THE REQUEST: Your task is to output all the records below, word for word.

Data entries:

□ □ □ □ □

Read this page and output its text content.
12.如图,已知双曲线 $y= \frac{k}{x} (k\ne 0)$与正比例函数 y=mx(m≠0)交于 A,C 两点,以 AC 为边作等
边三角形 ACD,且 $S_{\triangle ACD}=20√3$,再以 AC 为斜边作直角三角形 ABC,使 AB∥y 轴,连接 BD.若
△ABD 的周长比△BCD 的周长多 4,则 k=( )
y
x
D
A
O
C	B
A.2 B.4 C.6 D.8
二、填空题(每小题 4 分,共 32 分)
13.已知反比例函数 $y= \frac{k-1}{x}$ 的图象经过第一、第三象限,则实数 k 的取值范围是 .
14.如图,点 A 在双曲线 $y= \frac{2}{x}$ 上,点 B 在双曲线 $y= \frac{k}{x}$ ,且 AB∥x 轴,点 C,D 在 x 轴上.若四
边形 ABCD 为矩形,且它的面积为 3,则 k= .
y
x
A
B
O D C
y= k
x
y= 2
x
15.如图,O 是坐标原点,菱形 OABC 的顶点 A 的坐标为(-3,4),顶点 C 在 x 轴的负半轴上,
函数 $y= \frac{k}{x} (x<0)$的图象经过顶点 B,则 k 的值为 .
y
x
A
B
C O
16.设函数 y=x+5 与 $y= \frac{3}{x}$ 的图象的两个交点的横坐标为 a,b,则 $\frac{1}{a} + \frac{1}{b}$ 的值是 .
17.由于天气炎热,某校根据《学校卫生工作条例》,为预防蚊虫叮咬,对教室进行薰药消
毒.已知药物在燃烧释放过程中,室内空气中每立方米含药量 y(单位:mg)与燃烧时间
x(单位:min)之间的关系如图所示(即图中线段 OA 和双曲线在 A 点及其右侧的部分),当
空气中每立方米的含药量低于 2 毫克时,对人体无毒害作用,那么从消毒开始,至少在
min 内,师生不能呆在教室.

□ □ □ □ □

FINISHED ANSWER:
Read this page and output its text content.
12.如图,已知双曲线 $y= \frac{k}{x} (k\ne 0)$与正比例函数 y=mx(m≠0)交于 A,C 两点,以 AC 为边作等
边三角形 ACD,且 $S_{\triangle ACD}=20√3$,再以 AC 为斜边作直角三角形 ABC,使 AB∥y 轴,连接 BD.若
△ABD 的周长比△BCD 的周长多 4,则 k=( )
y
x
D
A
O
C	B
A.2 B.4 C.6 D.8
二、填空题(每小题 4 分,共 32 分)
13.已知反比例函数 $y= \frac{k-1}{x}$ 的图象经过第一、第三象限,则实数 k 的取值范围是 .
14.如图,点 A 在双曲线 $y= \frac{2}{x}$ 上,点 B 在双曲线 $y= \frac{k}{x}$ ,且 AB∥x 轴,点 C,D 在 x 轴上.若四
边形 ABCD 为矩形,且它的面积为 3,则 k= .
y
x
A
B
O D C
y= k
x
y= 2
x
15.如图,O 是坐标原点,菱形 OABC 的顶点 A 的坐标为(-3,4),顶点 C 在 x 轴的负半轴上,
函数 $y= \frac{k}{x} (x<0)$的图象经过顶点 B,则 k 的值为 .
y
x
A
B
C O
16.设函数 y=x+5 与 $y= \frac{3}{x}$ 的图象的两个交点的横坐标为 a,b,则 $\frac{1}{a} + \frac{1}{b}$ 的值是 .
17.由于天气炎热,某校根据《学校卫生工作条例》,为预防蚊虫叮咬,对教室进行薰药消
毒.已知药物在燃烧释放过程中,室内空气中每立方米含药量 y(单位:mg)与燃烧时间
x(单位:min)之间的关系如图所示(即图中线段 OA 和双曲线在 A 点及其右侧的部分),当
空气中每立方米的含药量低于 2 毫克时,对人体无毒害作用,那么从消毒开始,至少在
min 内,师生不能呆在教室.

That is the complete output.